-- Provided information start --
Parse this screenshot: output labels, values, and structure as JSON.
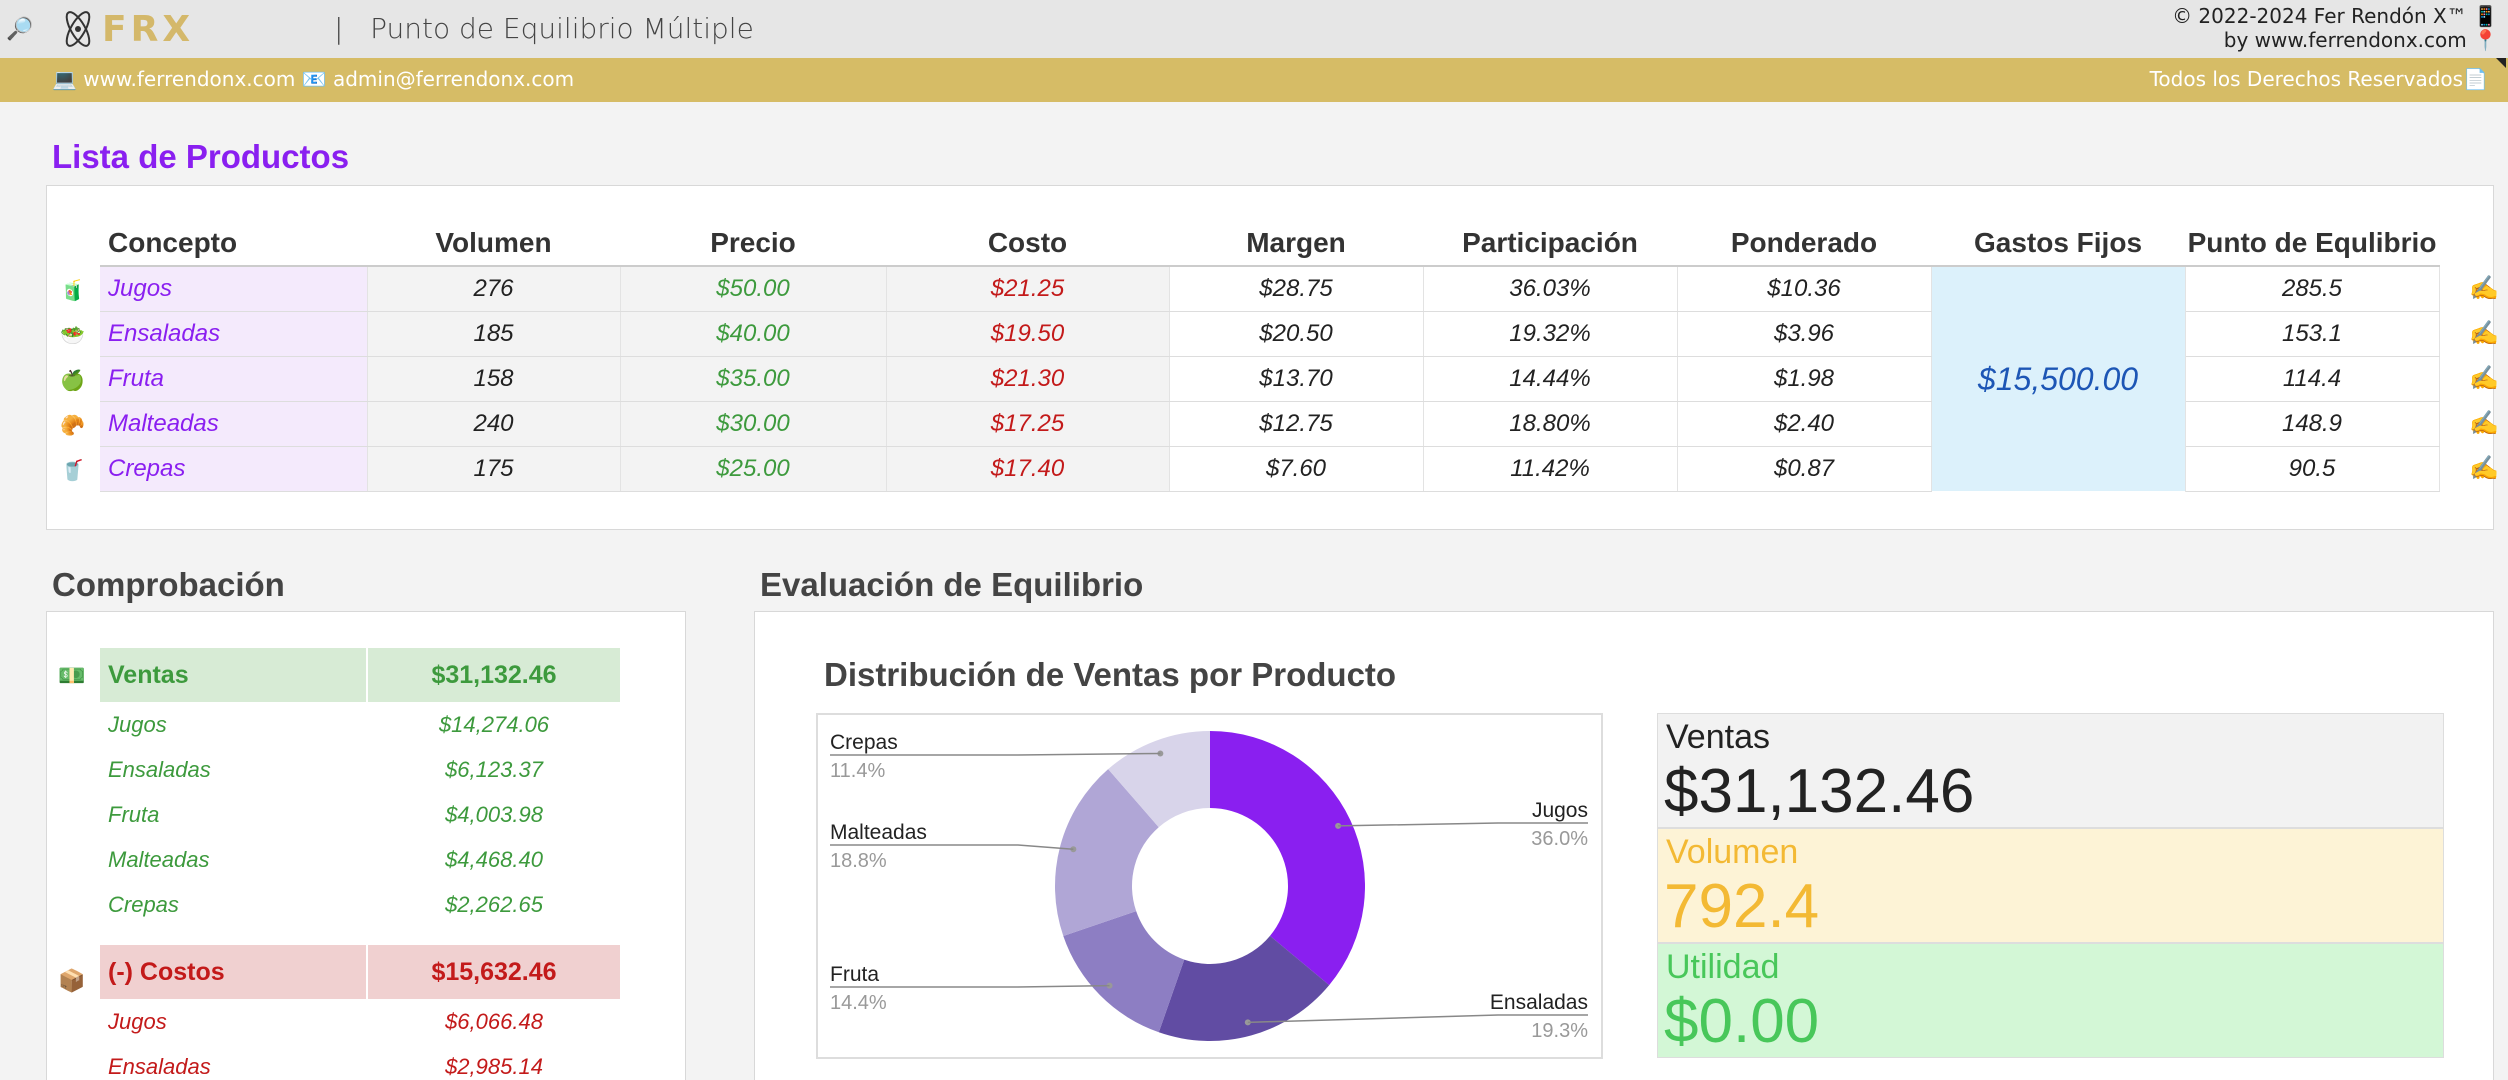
{
  "header": {
    "search_icon": "🔎",
    "logo_text": "FRX",
    "separator": "|",
    "title": "Punto de Equilibrio Múltiple",
    "copyright_line1": "© 2022-2024 Fer Rendón X™ 📱",
    "copyright_line2": "by www.ferrendonx.com 📍"
  },
  "goldbar": {
    "left": "💻 www.ferrendonx.com 📧 admin@ferrendonx.com",
    "right": "Todos los Derechos Reservados📄"
  },
  "products": {
    "title": "Lista de Productos",
    "columns": [
      "Concepto",
      "Volumen",
      "Precio",
      "Costo",
      "Margen",
      "Participación",
      "Ponderado",
      "Gastos Fijos",
      "Punto de Equlibrio"
    ],
    "gastos_fijos": "$15,500.00",
    "edit_icon": "✍️",
    "rows": [
      {
        "icon": "🧃",
        "concepto": "Jugos",
        "volumen": "276",
        "precio": "$50.00",
        "costo": "$21.25",
        "margen": "$28.75",
        "participacion": "36.03%",
        "ponderado": "$10.36",
        "punto": "285.5"
      },
      {
        "icon": "🥗",
        "concepto": "Ensaladas",
        "volumen": "185",
        "precio": "$40.00",
        "costo": "$19.50",
        "margen": "$20.50",
        "participacion": "19.32%",
        "ponderado": "$3.96",
        "punto": "153.1"
      },
      {
        "icon": "🍏",
        "concepto": "Fruta",
        "volumen": "158",
        "precio": "$35.00",
        "costo": "$21.30",
        "margen": "$13.70",
        "participacion": "14.44%",
        "ponderado": "$1.98",
        "punto": "114.4"
      },
      {
        "icon": "🥐",
        "concepto": "Malteadas",
        "volumen": "240",
        "precio": "$30.00",
        "costo": "$17.25",
        "margen": "$12.75",
        "participacion": "18.80%",
        "ponderado": "$2.40",
        "punto": "148.9"
      },
      {
        "icon": "🥤",
        "concepto": "Crepas",
        "volumen": "175",
        "precio": "$25.00",
        "costo": "$17.40",
        "margen": "$7.60",
        "participacion": "11.42%",
        "ponderado": "$0.87",
        "punto": "90.5"
      }
    ]
  },
  "comprobacion": {
    "title": "Comprobación",
    "ventas_icon": "💵",
    "ventas_label": "Ventas",
    "ventas_total": "$31,132.46",
    "ventas_items": [
      {
        "label": "Jugos",
        "value": "$14,274.06"
      },
      {
        "label": "Ensaladas",
        "value": "$6,123.37"
      },
      {
        "label": "Fruta",
        "value": "$4,003.98"
      },
      {
        "label": "Malteadas",
        "value": "$4,468.40"
      },
      {
        "label": "Crepas",
        "value": "$2,262.65"
      }
    ],
    "costos_icon": "📦",
    "costos_label": "(-) Costos",
    "costos_total": "$15,632.46",
    "costos_items": [
      {
        "label": "Jugos",
        "value": "$6,066.48"
      },
      {
        "label": "Ensaladas",
        "value": "$2,985.14"
      }
    ]
  },
  "evaluacion": {
    "title": "Evaluación de Equilibrio",
    "kpis": {
      "ventas_label": "Ventas",
      "ventas_value": "$31,132.46",
      "ventas_color": "#222222",
      "ventas_bg": "#f2f2f2",
      "volumen_label": "Volumen",
      "volumen_value": "792.4",
      "volumen_color": "#f3b934",
      "volumen_bg": "#fdf3d6",
      "utilidad_label": "Utilidad",
      "utilidad_value": "$0.00",
      "utilidad_color": "#48c75a",
      "utilidad_bg": "#d3f7d6"
    }
  },
  "chart_data": {
    "type": "pie",
    "title": "Distribución de Ventas por Producto",
    "donut": true,
    "categories": [
      "Jugos",
      "Ensaladas",
      "Fruta",
      "Malteadas",
      "Crepas"
    ],
    "values": [
      36.0,
      19.3,
      14.4,
      18.8,
      11.4
    ],
    "value_labels": [
      "36.0%",
      "19.3%",
      "14.4%",
      "18.8%",
      "11.4%"
    ],
    "colors": [
      "#8a1ff0",
      "#614ca3",
      "#8d7ec3",
      "#b0a6d6",
      "#d8d4ea"
    ]
  }
}
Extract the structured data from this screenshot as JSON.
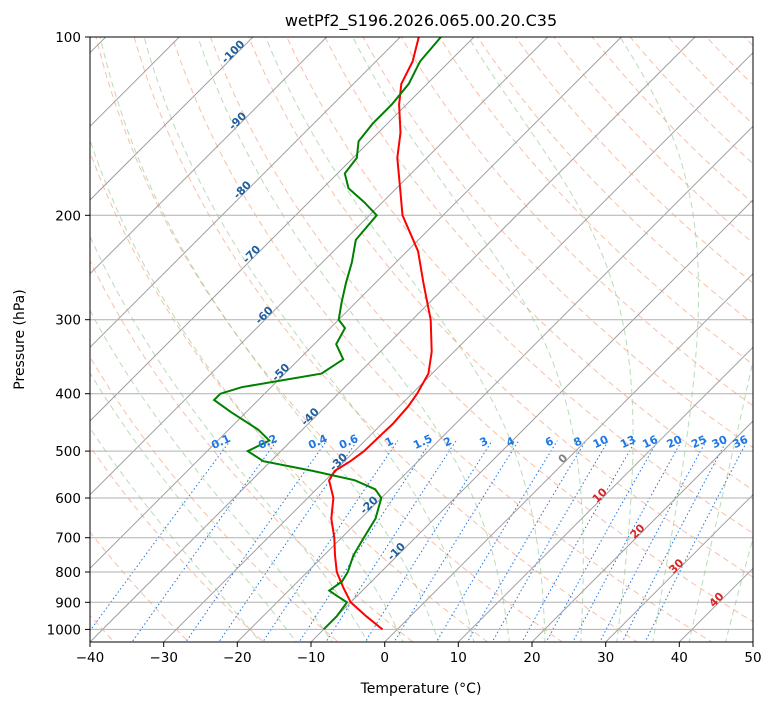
-- Provided information end --
> [The exercise]
Tally the lines of the listing in which the word "this" occurs, and state the total alone.

> [Finished task]
2